▼

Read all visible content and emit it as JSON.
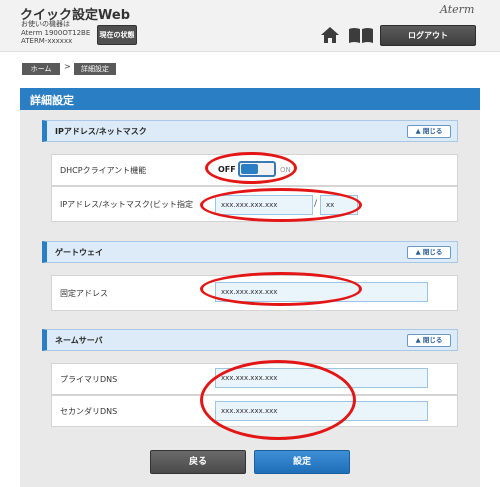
{
  "header": {
    "app_title": "クイック設定Web",
    "device_caption": "お使いの機器は",
    "device_model": "Aterm 1900OT12BE",
    "device_name": "ATERM-xxxxxx",
    "status_button": "現在の状態",
    "brand": "Aterm",
    "logout_button": "ログアウト",
    "icons": [
      "home-icon",
      "book-icon"
    ]
  },
  "breadcrumb": {
    "home": "ホーム",
    "separator": ">",
    "current": "詳細設定"
  },
  "page_title": "詳細設定",
  "sections": {
    "ip": {
      "title": "IPアドレス/ネットマスク",
      "close_label": "閉じる",
      "dhcp_label": "DHCPクライアント機能",
      "toggle_off": "OFF",
      "toggle_on": "ON",
      "ip_label": "IPアドレス/ネットマスク(ビット指定",
      "ip_value": "xxx.xxx.xxx.xxx",
      "slash": "/",
      "mask_value": "xx"
    },
    "gateway": {
      "title": "ゲートウェイ",
      "close_label": "閉じる",
      "fixed_label": "固定アドレス",
      "fixed_value": "xxx.xxx.xxx.xxx"
    },
    "dns": {
      "title": "ネームサーバ",
      "close_label": "閉じる",
      "primary_label": "プライマリDNS",
      "primary_value": "xxx.xxx.xxx.xxx",
      "secondary_label": "セカンダリDNS",
      "secondary_value": "xxx.xxx.xxx.xxx"
    }
  },
  "buttons": {
    "back": "戻る",
    "submit": "設定"
  },
  "colors": {
    "accent": "#2a7fc4",
    "annotation": "#e41515",
    "header_bg": "#f2f2f2",
    "panel_bg": "#e9e9e9"
  }
}
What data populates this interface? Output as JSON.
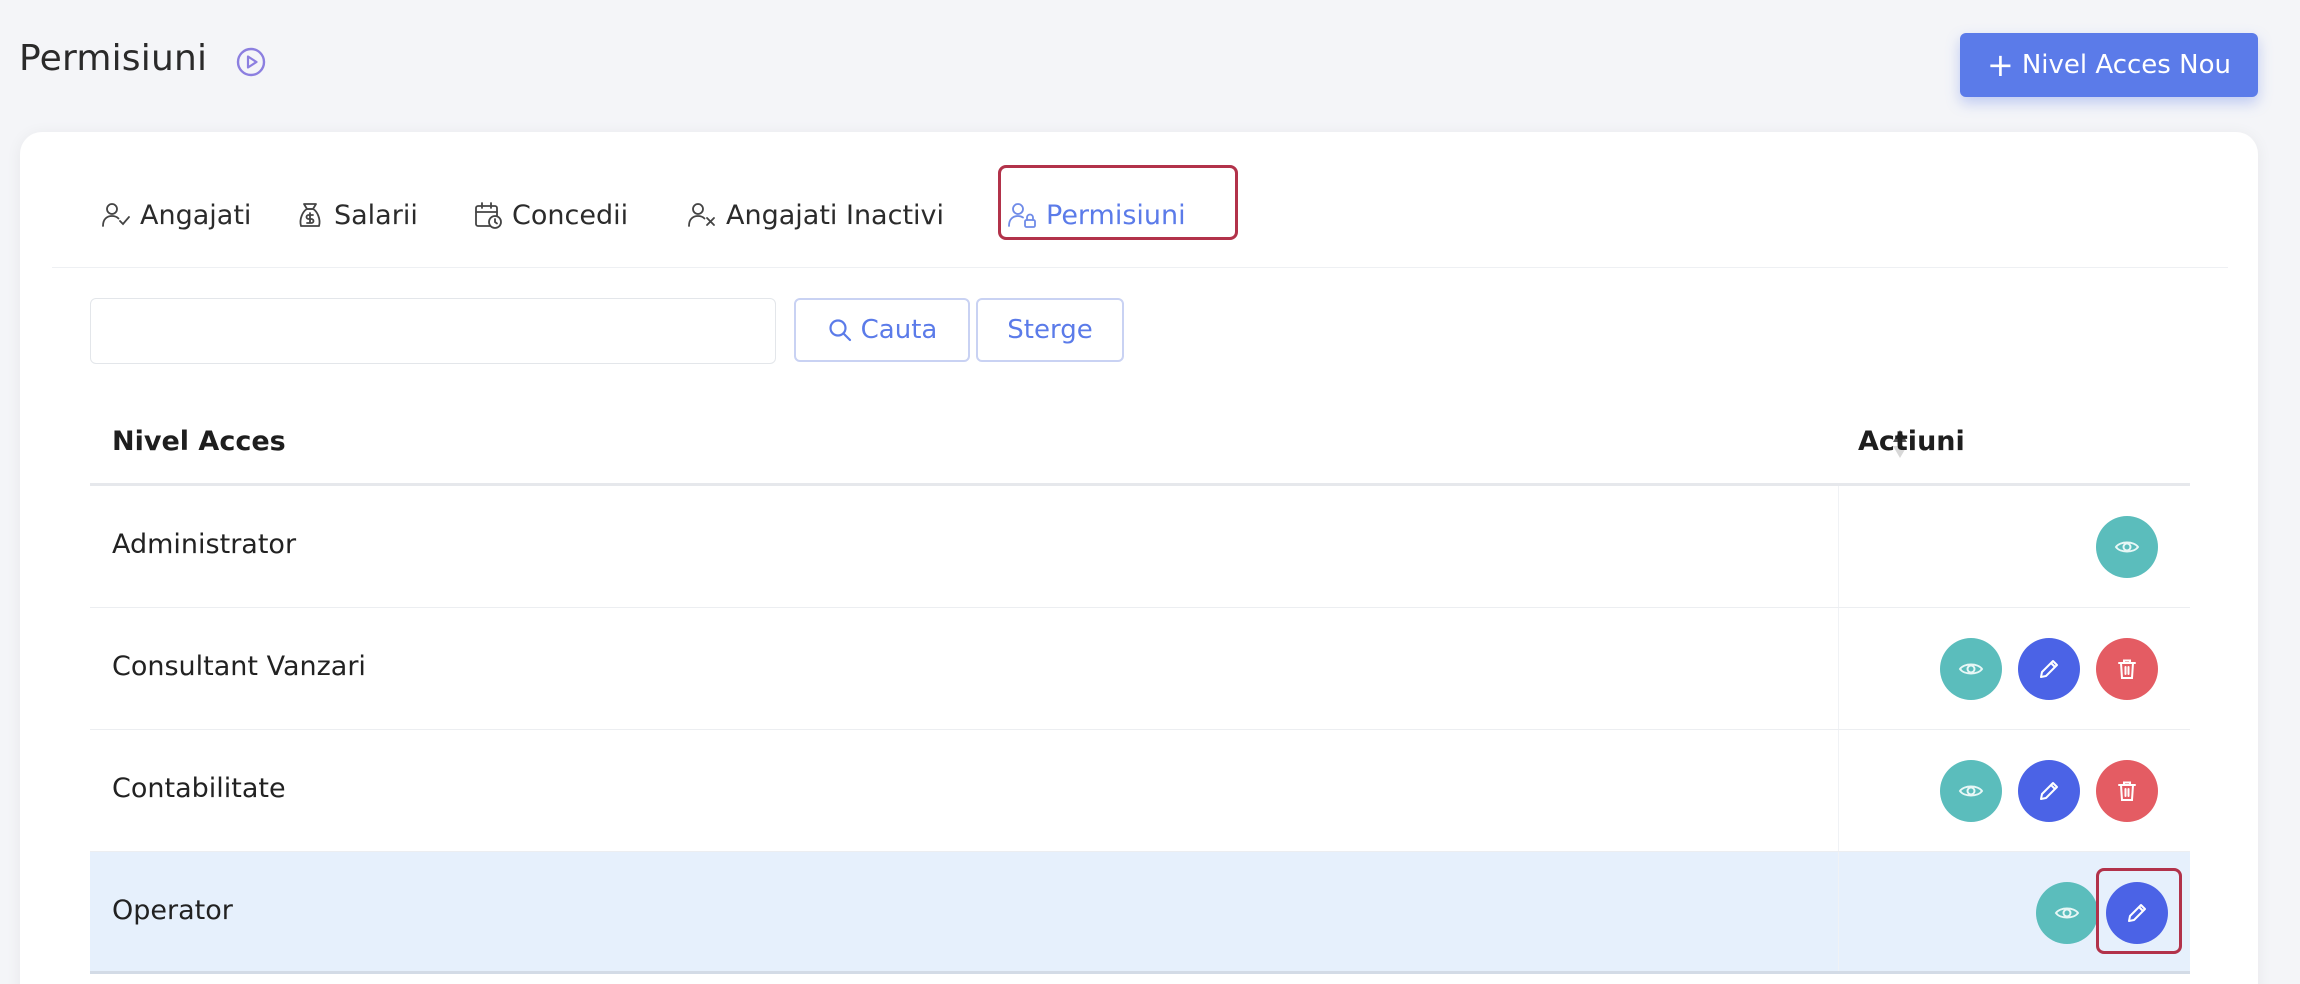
{
  "header": {
    "title": "Permisiuni",
    "new_button_label": "Nivel Acces Nou"
  },
  "tabs": [
    {
      "label": "Angajati",
      "icon": "user-check-icon"
    },
    {
      "label": "Salarii",
      "icon": "money-bag-icon"
    },
    {
      "label": "Concedii",
      "icon": "calendar-clock-icon"
    },
    {
      "label": "Angajati Inactivi",
      "icon": "user-x-icon"
    },
    {
      "label": "Permisiuni",
      "icon": "user-lock-icon",
      "active": true
    }
  ],
  "search": {
    "value": "",
    "placeholder": "",
    "search_label": "Cauta",
    "clear_label": "Sterge"
  },
  "table": {
    "columns": [
      "Nivel Acces",
      "Actiuni"
    ],
    "rows": [
      {
        "label": "Administrator",
        "actions": [
          "view"
        ]
      },
      {
        "label": "Consultant Vanzari",
        "actions": [
          "view",
          "edit",
          "delete"
        ]
      },
      {
        "label": "Contabilitate",
        "actions": [
          "view",
          "edit",
          "delete"
        ]
      },
      {
        "label": "Operator",
        "actions": [
          "view",
          "edit"
        ],
        "selected": true
      }
    ]
  },
  "colors": {
    "primary": "#5b7be9",
    "view": "#5bbdbc",
    "edit": "#4b63e6",
    "delete": "#e45c63",
    "highlight": "#b2324a"
  }
}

▲

**What the exercise asks**
Write the records out once more, exactly as they appear, with no pictures.

**Result**
Read all visible content and emit it as JSON.
{
  "header": {
    "app_title": "クイック設定Web",
    "device_caption": "お使いの機器は",
    "device_model": "Aterm 1900OT12BE",
    "device_name": "ATERM-xxxxxx",
    "status_button": "現在の状態",
    "brand": "Aterm",
    "logout_button": "ログアウト",
    "icons": [
      "home-icon",
      "book-icon"
    ]
  },
  "breadcrumb": {
    "home": "ホーム",
    "separator": ">",
    "current": "詳細設定"
  },
  "page_title": "詳細設定",
  "sections": {
    "ip": {
      "title": "IPアドレス/ネットマスク",
      "close_label": "閉じる",
      "dhcp_label": "DHCPクライアント機能",
      "toggle_off": "OFF",
      "toggle_on": "ON",
      "ip_label": "IPアドレス/ネットマスク(ビット指定",
      "ip_value": "xxx.xxx.xxx.xxx",
      "slash": "/",
      "mask_value": "xx"
    },
    "gateway": {
      "title": "ゲートウェイ",
      "close_label": "閉じる",
      "fixed_label": "固定アドレス",
      "fixed_value": "xxx.xxx.xxx.xxx"
    },
    "dns": {
      "title": "ネームサーバ",
      "close_label": "閉じる",
      "primary_label": "プライマリDNS",
      "primary_value": "xxx.xxx.xxx.xxx",
      "secondary_label": "セカンダリDNS",
      "secondary_value": "xxx.xxx.xxx.xxx"
    }
  },
  "buttons": {
    "back": "戻る",
    "submit": "設定"
  },
  "colors": {
    "accent": "#2a7fc4",
    "annotation": "#e41515",
    "header_bg": "#f2f2f2",
    "panel_bg": "#e9e9e9"
  }
}
What data populates this interface? Output as JSON.
{
  "header": {
    "title": "Permisiuni",
    "new_button_label": "Nivel Acces Nou"
  },
  "tabs": [
    {
      "label": "Angajati",
      "icon": "user-check-icon"
    },
    {
      "label": "Salarii",
      "icon": "money-bag-icon"
    },
    {
      "label": "Concedii",
      "icon": "calendar-clock-icon"
    },
    {
      "label": "Angajati Inactivi",
      "icon": "user-x-icon"
    },
    {
      "label": "Permisiuni",
      "icon": "user-lock-icon",
      "active": true
    }
  ],
  "search": {
    "value": "",
    "placeholder": "",
    "search_label": "Cauta",
    "clear_label": "Sterge"
  },
  "table": {
    "columns": [
      "Nivel Acces",
      "Actiuni"
    ],
    "rows": [
      {
        "label": "Administrator",
        "actions": [
          "view"
        ]
      },
      {
        "label": "Consultant Vanzari",
        "actions": [
          "view",
          "edit",
          "delete"
        ]
      },
      {
        "label": "Contabilitate",
        "actions": [
          "view",
          "edit",
          "delete"
        ]
      },
      {
        "label": "Operator",
        "actions": [
          "view",
          "edit"
        ],
        "selected": true
      }
    ]
  },
  "colors": {
    "primary": "#5b7be9",
    "view": "#5bbdbc",
    "edit": "#4b63e6",
    "delete": "#e45c63",
    "highlight": "#b2324a"
  }
}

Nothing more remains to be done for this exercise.